* **WHAT YOU HAVE TO DO**
Return all of the entries exactly as written.

* **RECORDED INFORMATION**
____
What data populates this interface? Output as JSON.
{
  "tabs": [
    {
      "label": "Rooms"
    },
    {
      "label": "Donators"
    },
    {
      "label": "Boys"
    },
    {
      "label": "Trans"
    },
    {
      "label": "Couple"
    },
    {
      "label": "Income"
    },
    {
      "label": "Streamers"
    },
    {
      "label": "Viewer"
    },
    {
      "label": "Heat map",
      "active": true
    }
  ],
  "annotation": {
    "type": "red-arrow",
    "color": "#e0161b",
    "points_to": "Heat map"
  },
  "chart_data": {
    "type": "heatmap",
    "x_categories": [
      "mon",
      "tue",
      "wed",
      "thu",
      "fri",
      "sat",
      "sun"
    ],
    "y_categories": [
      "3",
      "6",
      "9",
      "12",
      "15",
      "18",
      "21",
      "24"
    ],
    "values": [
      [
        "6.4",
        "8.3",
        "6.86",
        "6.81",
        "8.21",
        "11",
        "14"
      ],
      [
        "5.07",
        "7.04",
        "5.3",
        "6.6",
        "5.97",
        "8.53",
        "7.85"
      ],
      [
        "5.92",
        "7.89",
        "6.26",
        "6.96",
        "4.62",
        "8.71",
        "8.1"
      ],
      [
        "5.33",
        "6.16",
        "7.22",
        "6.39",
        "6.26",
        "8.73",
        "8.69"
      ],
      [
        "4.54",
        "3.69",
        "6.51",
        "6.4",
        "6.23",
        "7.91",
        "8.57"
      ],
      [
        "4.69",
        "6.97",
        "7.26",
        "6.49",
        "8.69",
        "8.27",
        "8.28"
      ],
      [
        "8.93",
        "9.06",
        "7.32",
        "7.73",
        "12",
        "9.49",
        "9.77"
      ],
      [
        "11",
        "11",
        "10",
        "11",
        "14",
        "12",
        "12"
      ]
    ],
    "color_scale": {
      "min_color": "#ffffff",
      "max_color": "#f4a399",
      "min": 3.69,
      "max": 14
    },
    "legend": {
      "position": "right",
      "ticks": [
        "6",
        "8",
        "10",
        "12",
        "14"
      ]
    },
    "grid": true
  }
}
____
* **EXERCISE OUTPUT**
What data populates this interface? Output as JSON.
{
  "tabs": [
    {
      "label": "Rooms"
    },
    {
      "label": "Donators"
    },
    {
      "label": "Boys"
    },
    {
      "label": "Trans"
    },
    {
      "label": "Couple"
    },
    {
      "label": "Income"
    },
    {
      "label": "Streamers"
    },
    {
      "label": "Viewer"
    },
    {
      "label": "Heat map",
      "active": true
    }
  ],
  "annotation": {
    "type": "red-arrow",
    "color": "#e0161b",
    "points_to": "Heat map"
  },
  "chart_data": {
    "type": "heatmap",
    "x_categories": [
      "mon",
      "tue",
      "wed",
      "thu",
      "fri",
      "sat",
      "sun"
    ],
    "y_categories": [
      "3",
      "6",
      "9",
      "12",
      "15",
      "18",
      "21",
      "24"
    ],
    "values": [
      [
        "6.4",
        "8.3",
        "6.86",
        "6.81",
        "8.21",
        "11",
        "14"
      ],
      [
        "5.07",
        "7.04",
        "5.3",
        "6.6",
        "5.97",
        "8.53",
        "7.85"
      ],
      [
        "5.92",
        "7.89",
        "6.26",
        "6.96",
        "4.62",
        "8.71",
        "8.1"
      ],
      [
        "5.33",
        "6.16",
        "7.22",
        "6.39",
        "6.26",
        "8.73",
        "8.69"
      ],
      [
        "4.54",
        "3.69",
        "6.51",
        "6.4",
        "6.23",
        "7.91",
        "8.57"
      ],
      [
        "4.69",
        "6.97",
        "7.26",
        "6.49",
        "8.69",
        "8.27",
        "8.28"
      ],
      [
        "8.93",
        "9.06",
        "7.32",
        "7.73",
        "12",
        "9.49",
        "9.77"
      ],
      [
        "11",
        "11",
        "10",
        "11",
        "14",
        "12",
        "12"
      ]
    ],
    "color_scale": {
      "min_color": "#ffffff",
      "max_color": "#f4a399",
      "min": 3.69,
      "max": 14
    },
    "legend": {
      "position": "right",
      "ticks": [
        "6",
        "8",
        "10",
        "12",
        "14"
      ]
    },
    "grid": true
  }
}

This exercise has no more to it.